> [WRITTEN TASK]
The records that follow are to be repeated exactly, with the pictures removed.

Figure dataset records
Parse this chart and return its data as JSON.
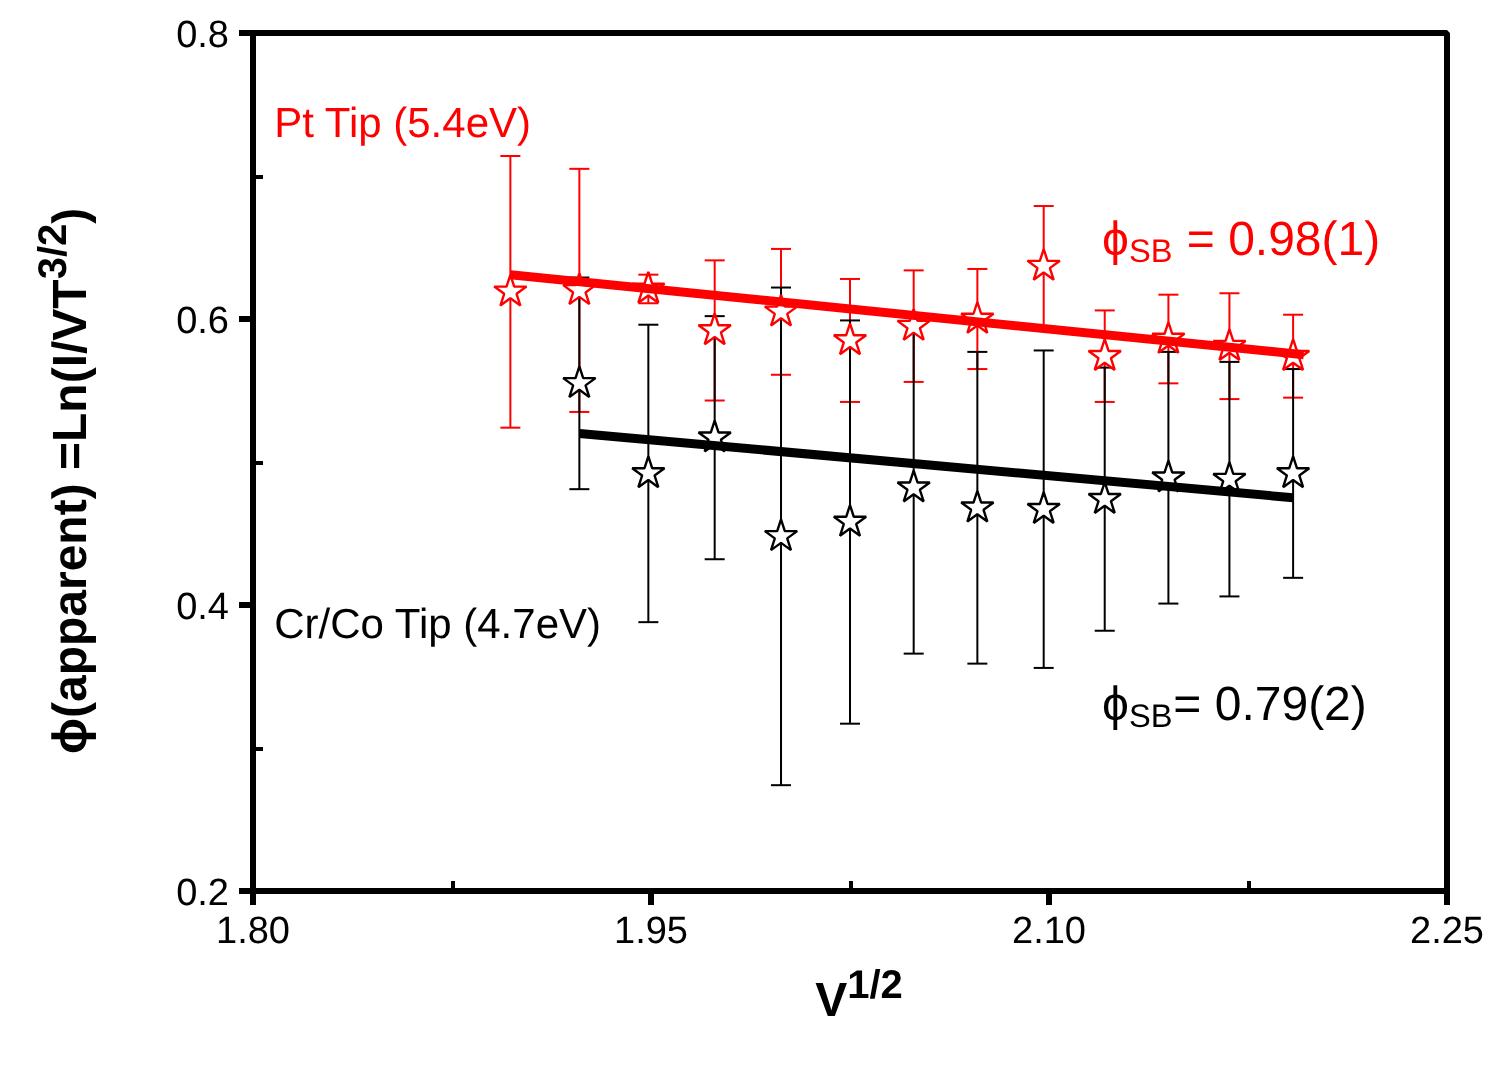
{
  "chart_data": {
    "type": "scatter",
    "xlabel": "V$^{1/2}$",
    "ylabel": "ϕ(apparent) =Ln(I/VT$^{3/2}$)",
    "xlim": [
      1.8,
      2.25
    ],
    "xticks": [
      {
        "value": 1.8,
        "label": "1.80"
      },
      1.95,
      {
        "value": 2.1,
        "label": "2.10"
      },
      2.25
    ],
    "ylim": [
      0.2,
      0.8
    ],
    "yticks": [
      0.2,
      0.4,
      0.6,
      0.8
    ],
    "annotations": [
      "ϕ$_{SB}$ = 0.98(1)",
      "ϕ$_{SB}$= 0.79(2)"
    ],
    "series": [
      {
        "name": "Pt Tip (5.4eV)",
        "marker": "star",
        "color": "#ff0000",
        "x": [
          1.897,
          1.923,
          1.949,
          1.974,
          1.999,
          2.025,
          2.049,
          2.073,
          2.098,
          2.121,
          2.145,
          2.168,
          2.192
        ],
        "values": [
          0.619,
          0.62,
          0.621,
          0.592,
          0.605,
          0.585,
          0.595,
          0.6,
          0.637,
          0.574,
          0.586,
          0.581,
          0.574
        ],
        "errors": [
          0.095,
          0.085,
          0.01,
          0.049,
          0.044,
          0.043,
          0.039,
          0.035,
          0.042,
          0.032,
          0.031,
          0.037,
          0.029
        ]
      },
      {
        "name": "Cr/Co Tip (4.7eV)",
        "marker": "star",
        "color": "#000000",
        "x": [
          1.923,
          1.949,
          1.974,
          1.999,
          2.025,
          2.049,
          2.073,
          2.098,
          2.121,
          2.145,
          2.168,
          2.192
        ],
        "values": [
          0.555,
          0.492,
          0.517,
          0.448,
          0.458,
          0.482,
          0.468,
          0.467,
          0.474,
          0.489,
          0.488,
          0.492
        ],
        "errors": [
          0.074,
          0.104,
          0.085,
          0.174,
          0.141,
          0.116,
          0.109,
          0.111,
          0.092,
          0.088,
          0.082,
          0.073
        ]
      },
      {
        "type": "line",
        "color": "#ff0000",
        "x": [
          1.897,
          2.196
        ],
        "values": [
          0.631,
          0.575
        ]
      },
      {
        "type": "line",
        "color": "#000000",
        "x": [
          1.923,
          2.192
        ],
        "values": [
          0.52,
          0.475
        ]
      }
    ]
  }
}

> [SOLUTION]
Parse this chart and return its data as JSON.
{
  "chart_data": {
    "type": "scatter",
    "xlabel": "V$^{1/2}$",
    "ylabel": "ϕ(apparent) =Ln(I/VT$^{3/2}$)",
    "xlim": [
      1.8,
      2.25
    ],
    "xticks": [
      {
        "value": 1.8,
        "label": "1.80"
      },
      1.95,
      {
        "value": 2.1,
        "label": "2.10"
      },
      2.25
    ],
    "ylim": [
      0.2,
      0.8
    ],
    "yticks": [
      0.2,
      0.4,
      0.6,
      0.8
    ],
    "annotations": [
      "ϕ$_{SB}$ = 0.98(1)",
      "ϕ$_{SB}$= 0.79(2)"
    ],
    "series": [
      {
        "name": "Pt Tip (5.4eV)",
        "marker": "star",
        "color": "#ff0000",
        "x": [
          1.897,
          1.923,
          1.949,
          1.974,
          1.999,
          2.025,
          2.049,
          2.073,
          2.098,
          2.121,
          2.145,
          2.168,
          2.192
        ],
        "values": [
          0.619,
          0.62,
          0.621,
          0.592,
          0.605,
          0.585,
          0.595,
          0.6,
          0.637,
          0.574,
          0.586,
          0.581,
          0.574
        ],
        "errors": [
          0.095,
          0.085,
          0.01,
          0.049,
          0.044,
          0.043,
          0.039,
          0.035,
          0.042,
          0.032,
          0.031,
          0.037,
          0.029
        ]
      },
      {
        "name": "Cr/Co Tip (4.7eV)",
        "marker": "star",
        "color": "#000000",
        "x": [
          1.923,
          1.949,
          1.974,
          1.999,
          2.025,
          2.049,
          2.073,
          2.098,
          2.121,
          2.145,
          2.168,
          2.192
        ],
        "values": [
          0.555,
          0.492,
          0.517,
          0.448,
          0.458,
          0.482,
          0.468,
          0.467,
          0.474,
          0.489,
          0.488,
          0.492
        ],
        "errors": [
          0.074,
          0.104,
          0.085,
          0.174,
          0.141,
          0.116,
          0.109,
          0.111,
          0.092,
          0.088,
          0.082,
          0.073
        ]
      },
      {
        "type": "line",
        "color": "#ff0000",
        "x": [
          1.897,
          2.196
        ],
        "values": [
          0.631,
          0.575
        ]
      },
      {
        "type": "line",
        "color": "#000000",
        "x": [
          1.923,
          2.192
        ],
        "values": [
          0.52,
          0.475
        ]
      }
    ]
  }
}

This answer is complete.